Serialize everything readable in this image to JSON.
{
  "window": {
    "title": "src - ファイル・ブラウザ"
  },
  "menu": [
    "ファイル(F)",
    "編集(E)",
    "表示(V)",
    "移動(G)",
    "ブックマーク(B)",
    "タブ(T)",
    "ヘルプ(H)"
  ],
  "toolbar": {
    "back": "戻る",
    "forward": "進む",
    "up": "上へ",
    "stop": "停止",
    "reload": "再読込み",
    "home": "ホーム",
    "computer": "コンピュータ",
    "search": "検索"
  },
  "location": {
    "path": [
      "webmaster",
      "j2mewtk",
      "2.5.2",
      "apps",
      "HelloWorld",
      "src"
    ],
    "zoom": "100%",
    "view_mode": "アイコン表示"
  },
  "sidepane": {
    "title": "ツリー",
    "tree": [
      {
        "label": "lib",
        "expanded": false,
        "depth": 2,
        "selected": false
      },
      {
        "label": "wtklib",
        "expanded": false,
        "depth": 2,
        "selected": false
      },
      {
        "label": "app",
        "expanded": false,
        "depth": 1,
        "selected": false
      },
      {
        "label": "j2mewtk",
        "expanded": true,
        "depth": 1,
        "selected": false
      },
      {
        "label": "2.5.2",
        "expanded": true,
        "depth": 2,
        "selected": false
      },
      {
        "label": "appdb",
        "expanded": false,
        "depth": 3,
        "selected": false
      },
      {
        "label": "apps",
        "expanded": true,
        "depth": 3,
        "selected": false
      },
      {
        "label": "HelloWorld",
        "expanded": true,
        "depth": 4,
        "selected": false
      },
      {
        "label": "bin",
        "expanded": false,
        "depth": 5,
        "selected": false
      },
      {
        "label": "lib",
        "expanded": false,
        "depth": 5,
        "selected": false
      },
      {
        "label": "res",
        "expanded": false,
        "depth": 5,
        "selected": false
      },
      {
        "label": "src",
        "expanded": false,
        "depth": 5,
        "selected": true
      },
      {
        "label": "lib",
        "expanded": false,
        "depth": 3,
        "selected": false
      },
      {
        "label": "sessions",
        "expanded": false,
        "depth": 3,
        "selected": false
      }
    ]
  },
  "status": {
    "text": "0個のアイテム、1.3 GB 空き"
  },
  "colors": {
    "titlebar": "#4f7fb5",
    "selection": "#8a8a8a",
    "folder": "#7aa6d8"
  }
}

Work to complete
Write out every entry exactly as given.

Result of this task
Serialize everything readable in this image to JSON.
{
  "window": {
    "title": "src - ファイル・ブラウザ"
  },
  "menu": [
    "ファイル(F)",
    "編集(E)",
    "表示(V)",
    "移動(G)",
    "ブックマーク(B)",
    "タブ(T)",
    "ヘルプ(H)"
  ],
  "toolbar": {
    "back": "戻る",
    "forward": "進む",
    "up": "上へ",
    "stop": "停止",
    "reload": "再読込み",
    "home": "ホーム",
    "computer": "コンピュータ",
    "search": "検索"
  },
  "location": {
    "path": [
      "webmaster",
      "j2mewtk",
      "2.5.2",
      "apps",
      "HelloWorld",
      "src"
    ],
    "zoom": "100%",
    "view_mode": "アイコン表示"
  },
  "sidepane": {
    "title": "ツリー",
    "tree": [
      {
        "label": "lib",
        "expanded": false,
        "depth": 2,
        "selected": false
      },
      {
        "label": "wtklib",
        "expanded": false,
        "depth": 2,
        "selected": false
      },
      {
        "label": "app",
        "expanded": false,
        "depth": 1,
        "selected": false
      },
      {
        "label": "j2mewtk",
        "expanded": true,
        "depth": 1,
        "selected": false
      },
      {
        "label": "2.5.2",
        "expanded": true,
        "depth": 2,
        "selected": false
      },
      {
        "label": "appdb",
        "expanded": false,
        "depth": 3,
        "selected": false
      },
      {
        "label": "apps",
        "expanded": true,
        "depth": 3,
        "selected": false
      },
      {
        "label": "HelloWorld",
        "expanded": true,
        "depth": 4,
        "selected": false
      },
      {
        "label": "bin",
        "expanded": false,
        "depth": 5,
        "selected": false
      },
      {
        "label": "lib",
        "expanded": false,
        "depth": 5,
        "selected": false
      },
      {
        "label": "res",
        "expanded": false,
        "depth": 5,
        "selected": false
      },
      {
        "label": "src",
        "expanded": false,
        "depth": 5,
        "selected": true
      },
      {
        "label": "lib",
        "expanded": false,
        "depth": 3,
        "selected": false
      },
      {
        "label": "sessions",
        "expanded": false,
        "depth": 3,
        "selected": false
      }
    ]
  },
  "status": {
    "text": "0個のアイテム、1.3 GB 空き"
  },
  "colors": {
    "titlebar": "#4f7fb5",
    "selection": "#8a8a8a",
    "folder": "#7aa6d8"
  }
}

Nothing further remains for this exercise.